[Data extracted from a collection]
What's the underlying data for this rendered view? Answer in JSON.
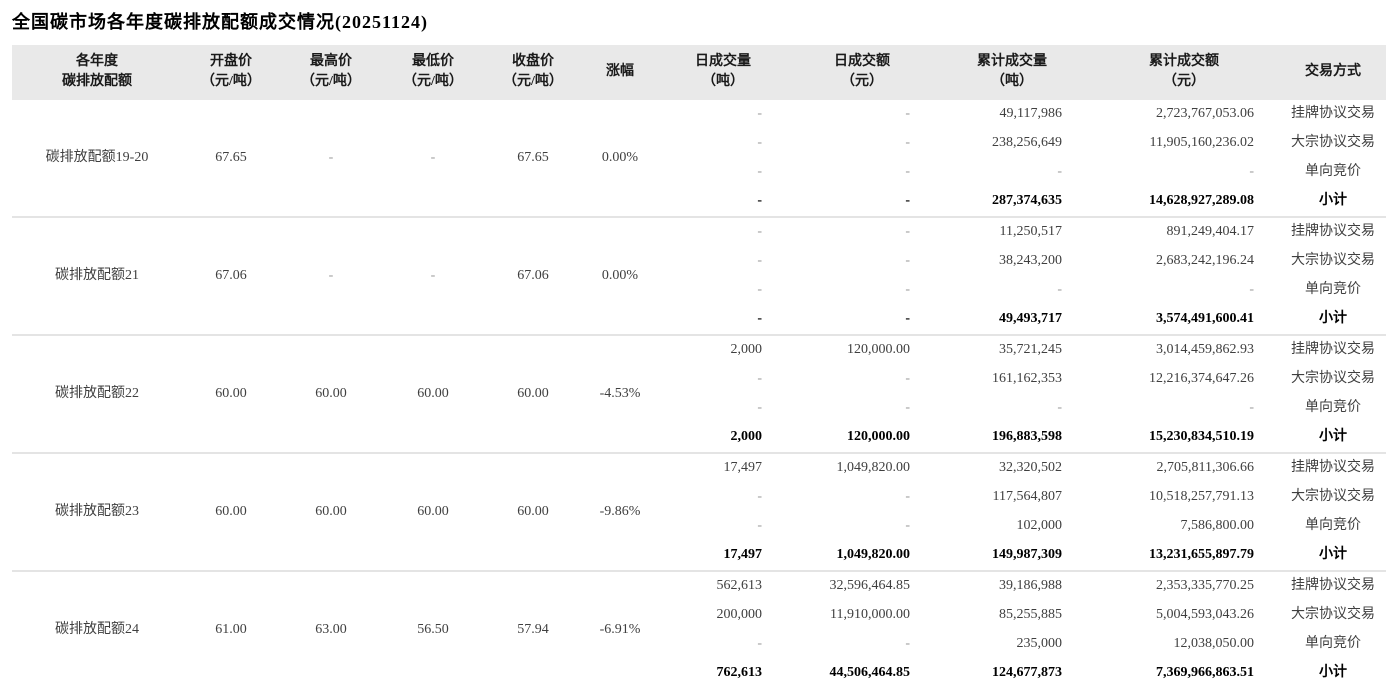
{
  "title": "全国碳市场各年度碳排放配额成交情况(20251124)",
  "table": {
    "headers": [
      {
        "line1": "各年度",
        "line2": "碳排放配额"
      },
      {
        "line1": "开盘价",
        "line2": "（元/吨）"
      },
      {
        "line1": "最高价",
        "line2": "（元/吨）"
      },
      {
        "line1": "最低价",
        "line2": "（元/吨）"
      },
      {
        "line1": "收盘价",
        "line2": "（元/吨）"
      },
      {
        "line1": "涨幅",
        "line2": ""
      },
      {
        "line1": "日成交量",
        "line2": "（吨）"
      },
      {
        "line1": "日成交额",
        "line2": "（元）"
      },
      {
        "line1": "累计成交量",
        "line2": "（吨）"
      },
      {
        "line1": "累计成交额",
        "line2": "（元）"
      },
      {
        "line1": "交易方式",
        "line2": ""
      }
    ],
    "blocks": [
      {
        "quota": "碳排放配额19-20",
        "open": "67.65",
        "high": "-",
        "low": "-",
        "close": "67.65",
        "change": "0.00%",
        "rows": [
          {
            "daily_volume": "-",
            "daily_amount": "-",
            "cum_volume": "49,117,986",
            "cum_amount": "2,723,767,053.06",
            "method": "挂牌协议交易",
            "subtotal": false
          },
          {
            "daily_volume": "-",
            "daily_amount": "-",
            "cum_volume": "238,256,649",
            "cum_amount": "11,905,160,236.02",
            "method": "大宗协议交易",
            "subtotal": false
          },
          {
            "daily_volume": "-",
            "daily_amount": "-",
            "cum_volume": "-",
            "cum_amount": "-",
            "method": "单向竞价",
            "subtotal": false
          },
          {
            "daily_volume": "-",
            "daily_amount": "-",
            "cum_volume": "287,374,635",
            "cum_amount": "14,628,927,289.08",
            "method": "小计",
            "subtotal": true
          }
        ]
      },
      {
        "quota": "碳排放配额21",
        "open": "67.06",
        "high": "-",
        "low": "-",
        "close": "67.06",
        "change": "0.00%",
        "rows": [
          {
            "daily_volume": "-",
            "daily_amount": "-",
            "cum_volume": "11,250,517",
            "cum_amount": "891,249,404.17",
            "method": "挂牌协议交易",
            "subtotal": false
          },
          {
            "daily_volume": "-",
            "daily_amount": "-",
            "cum_volume": "38,243,200",
            "cum_amount": "2,683,242,196.24",
            "method": "大宗协议交易",
            "subtotal": false
          },
          {
            "daily_volume": "-",
            "daily_amount": "-",
            "cum_volume": "-",
            "cum_amount": "-",
            "method": "单向竞价",
            "subtotal": false
          },
          {
            "daily_volume": "-",
            "daily_amount": "-",
            "cum_volume": "49,493,717",
            "cum_amount": "3,574,491,600.41",
            "method": "小计",
            "subtotal": true
          }
        ]
      },
      {
        "quota": "碳排放配额22",
        "open": "60.00",
        "high": "60.00",
        "low": "60.00",
        "close": "60.00",
        "change": "-4.53%",
        "rows": [
          {
            "daily_volume": "2,000",
            "daily_amount": "120,000.00",
            "cum_volume": "35,721,245",
            "cum_amount": "3,014,459,862.93",
            "method": "挂牌协议交易",
            "subtotal": false
          },
          {
            "daily_volume": "-",
            "daily_amount": "-",
            "cum_volume": "161,162,353",
            "cum_amount": "12,216,374,647.26",
            "method": "大宗协议交易",
            "subtotal": false
          },
          {
            "daily_volume": "-",
            "daily_amount": "-",
            "cum_volume": "-",
            "cum_amount": "-",
            "method": "单向竞价",
            "subtotal": false
          },
          {
            "daily_volume": "2,000",
            "daily_amount": "120,000.00",
            "cum_volume": "196,883,598",
            "cum_amount": "15,230,834,510.19",
            "method": "小计",
            "subtotal": true
          }
        ]
      },
      {
        "quota": "碳排放配额23",
        "open": "60.00",
        "high": "60.00",
        "low": "60.00",
        "close": "60.00",
        "change": "-9.86%",
        "rows": [
          {
            "daily_volume": "17,497",
            "daily_amount": "1,049,820.00",
            "cum_volume": "32,320,502",
            "cum_amount": "2,705,811,306.66",
            "method": "挂牌协议交易",
            "subtotal": false
          },
          {
            "daily_volume": "-",
            "daily_amount": "-",
            "cum_volume": "117,564,807",
            "cum_amount": "10,518,257,791.13",
            "method": "大宗协议交易",
            "subtotal": false
          },
          {
            "daily_volume": "-",
            "daily_amount": "-",
            "cum_volume": "102,000",
            "cum_amount": "7,586,800.00",
            "method": "单向竞价",
            "subtotal": false
          },
          {
            "daily_volume": "17,497",
            "daily_amount": "1,049,820.00",
            "cum_volume": "149,987,309",
            "cum_amount": "13,231,655,897.79",
            "method": "小计",
            "subtotal": true
          }
        ]
      },
      {
        "quota": "碳排放配额24",
        "open": "61.00",
        "high": "63.00",
        "low": "56.50",
        "close": "57.94",
        "change": "-6.91%",
        "rows": [
          {
            "daily_volume": "562,613",
            "daily_amount": "32,596,464.85",
            "cum_volume": "39,186,988",
            "cum_amount": "2,353,335,770.25",
            "method": "挂牌协议交易",
            "subtotal": false
          },
          {
            "daily_volume": "200,000",
            "daily_amount": "11,910,000.00",
            "cum_volume": "85,255,885",
            "cum_amount": "5,004,593,043.26",
            "method": "大宗协议交易",
            "subtotal": false
          },
          {
            "daily_volume": "-",
            "daily_amount": "-",
            "cum_volume": "235,000",
            "cum_amount": "12,038,050.00",
            "method": "单向竞价",
            "subtotal": false
          },
          {
            "daily_volume": "762,613",
            "daily_amount": "44,506,464.85",
            "cum_volume": "124,677,873",
            "cum_amount": "7,369,966,863.51",
            "method": "小计",
            "subtotal": true
          }
        ]
      }
    ]
  },
  "colors": {
    "header_bg": "#e9e9e9",
    "separator": "#e4e4e4",
    "text": "#3f3f3f",
    "bold_text": "#000000",
    "dash": "#999999"
  }
}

= WHAT YOU HAVE TO DO =
Word for word, quote the full listing, omitting every picture.

= TASK SOLUTION =
What's the underlying data for this rendered view? Answer in JSON.
{
  "title": "全国碳市场各年度碳排放配额成交情况(20251124)",
  "table": {
    "headers": [
      {
        "line1": "各年度",
        "line2": "碳排放配额"
      },
      {
        "line1": "开盘价",
        "line2": "（元/吨）"
      },
      {
        "line1": "最高价",
        "line2": "（元/吨）"
      },
      {
        "line1": "最低价",
        "line2": "（元/吨）"
      },
      {
        "line1": "收盘价",
        "line2": "（元/吨）"
      },
      {
        "line1": "涨幅",
        "line2": ""
      },
      {
        "line1": "日成交量",
        "line2": "（吨）"
      },
      {
        "line1": "日成交额",
        "line2": "（元）"
      },
      {
        "line1": "累计成交量",
        "line2": "（吨）"
      },
      {
        "line1": "累计成交额",
        "line2": "（元）"
      },
      {
        "line1": "交易方式",
        "line2": ""
      }
    ],
    "blocks": [
      {
        "quota": "碳排放配额19-20",
        "open": "67.65",
        "high": "-",
        "low": "-",
        "close": "67.65",
        "change": "0.00%",
        "rows": [
          {
            "daily_volume": "-",
            "daily_amount": "-",
            "cum_volume": "49,117,986",
            "cum_amount": "2,723,767,053.06",
            "method": "挂牌协议交易",
            "subtotal": false
          },
          {
            "daily_volume": "-",
            "daily_amount": "-",
            "cum_volume": "238,256,649",
            "cum_amount": "11,905,160,236.02",
            "method": "大宗协议交易",
            "subtotal": false
          },
          {
            "daily_volume": "-",
            "daily_amount": "-",
            "cum_volume": "-",
            "cum_amount": "-",
            "method": "单向竞价",
            "subtotal": false
          },
          {
            "daily_volume": "-",
            "daily_amount": "-",
            "cum_volume": "287,374,635",
            "cum_amount": "14,628,927,289.08",
            "method": "小计",
            "subtotal": true
          }
        ]
      },
      {
        "quota": "碳排放配额21",
        "open": "67.06",
        "high": "-",
        "low": "-",
        "close": "67.06",
        "change": "0.00%",
        "rows": [
          {
            "daily_volume": "-",
            "daily_amount": "-",
            "cum_volume": "11,250,517",
            "cum_amount": "891,249,404.17",
            "method": "挂牌协议交易",
            "subtotal": false
          },
          {
            "daily_volume": "-",
            "daily_amount": "-",
            "cum_volume": "38,243,200",
            "cum_amount": "2,683,242,196.24",
            "method": "大宗协议交易",
            "subtotal": false
          },
          {
            "daily_volume": "-",
            "daily_amount": "-",
            "cum_volume": "-",
            "cum_amount": "-",
            "method": "单向竞价",
            "subtotal": false
          },
          {
            "daily_volume": "-",
            "daily_amount": "-",
            "cum_volume": "49,493,717",
            "cum_amount": "3,574,491,600.41",
            "method": "小计",
            "subtotal": true
          }
        ]
      },
      {
        "quota": "碳排放配额22",
        "open": "60.00",
        "high": "60.00",
        "low": "60.00",
        "close": "60.00",
        "change": "-4.53%",
        "rows": [
          {
            "daily_volume": "2,000",
            "daily_amount": "120,000.00",
            "cum_volume": "35,721,245",
            "cum_amount": "3,014,459,862.93",
            "method": "挂牌协议交易",
            "subtotal": false
          },
          {
            "daily_volume": "-",
            "daily_amount": "-",
            "cum_volume": "161,162,353",
            "cum_amount": "12,216,374,647.26",
            "method": "大宗协议交易",
            "subtotal": false
          },
          {
            "daily_volume": "-",
            "daily_amount": "-",
            "cum_volume": "-",
            "cum_amount": "-",
            "method": "单向竞价",
            "subtotal": false
          },
          {
            "daily_volume": "2,000",
            "daily_amount": "120,000.00",
            "cum_volume": "196,883,598",
            "cum_amount": "15,230,834,510.19",
            "method": "小计",
            "subtotal": true
          }
        ]
      },
      {
        "quota": "碳排放配额23",
        "open": "60.00",
        "high": "60.00",
        "low": "60.00",
        "close": "60.00",
        "change": "-9.86%",
        "rows": [
          {
            "daily_volume": "17,497",
            "daily_amount": "1,049,820.00",
            "cum_volume": "32,320,502",
            "cum_amount": "2,705,811,306.66",
            "method": "挂牌协议交易",
            "subtotal": false
          },
          {
            "daily_volume": "-",
            "daily_amount": "-",
            "cum_volume": "117,564,807",
            "cum_amount": "10,518,257,791.13",
            "method": "大宗协议交易",
            "subtotal": false
          },
          {
            "daily_volume": "-",
            "daily_amount": "-",
            "cum_volume": "102,000",
            "cum_amount": "7,586,800.00",
            "method": "单向竞价",
            "subtotal": false
          },
          {
            "daily_volume": "17,497",
            "daily_amount": "1,049,820.00",
            "cum_volume": "149,987,309",
            "cum_amount": "13,231,655,897.79",
            "method": "小计",
            "subtotal": true
          }
        ]
      },
      {
        "quota": "碳排放配额24",
        "open": "61.00",
        "high": "63.00",
        "low": "56.50",
        "close": "57.94",
        "change": "-6.91%",
        "rows": [
          {
            "daily_volume": "562,613",
            "daily_amount": "32,596,464.85",
            "cum_volume": "39,186,988",
            "cum_amount": "2,353,335,770.25",
            "method": "挂牌协议交易",
            "subtotal": false
          },
          {
            "daily_volume": "200,000",
            "daily_amount": "11,910,000.00",
            "cum_volume": "85,255,885",
            "cum_amount": "5,004,593,043.26",
            "method": "大宗协议交易",
            "subtotal": false
          },
          {
            "daily_volume": "-",
            "daily_amount": "-",
            "cum_volume": "235,000",
            "cum_amount": "12,038,050.00",
            "method": "单向竞价",
            "subtotal": false
          },
          {
            "daily_volume": "762,613",
            "daily_amount": "44,506,464.85",
            "cum_volume": "124,677,873",
            "cum_amount": "7,369,966,863.51",
            "method": "小计",
            "subtotal": true
          }
        ]
      }
    ]
  },
  "colors": {
    "header_bg": "#e9e9e9",
    "separator": "#e4e4e4",
    "text": "#3f3f3f",
    "bold_text": "#000000",
    "dash": "#999999"
  }
}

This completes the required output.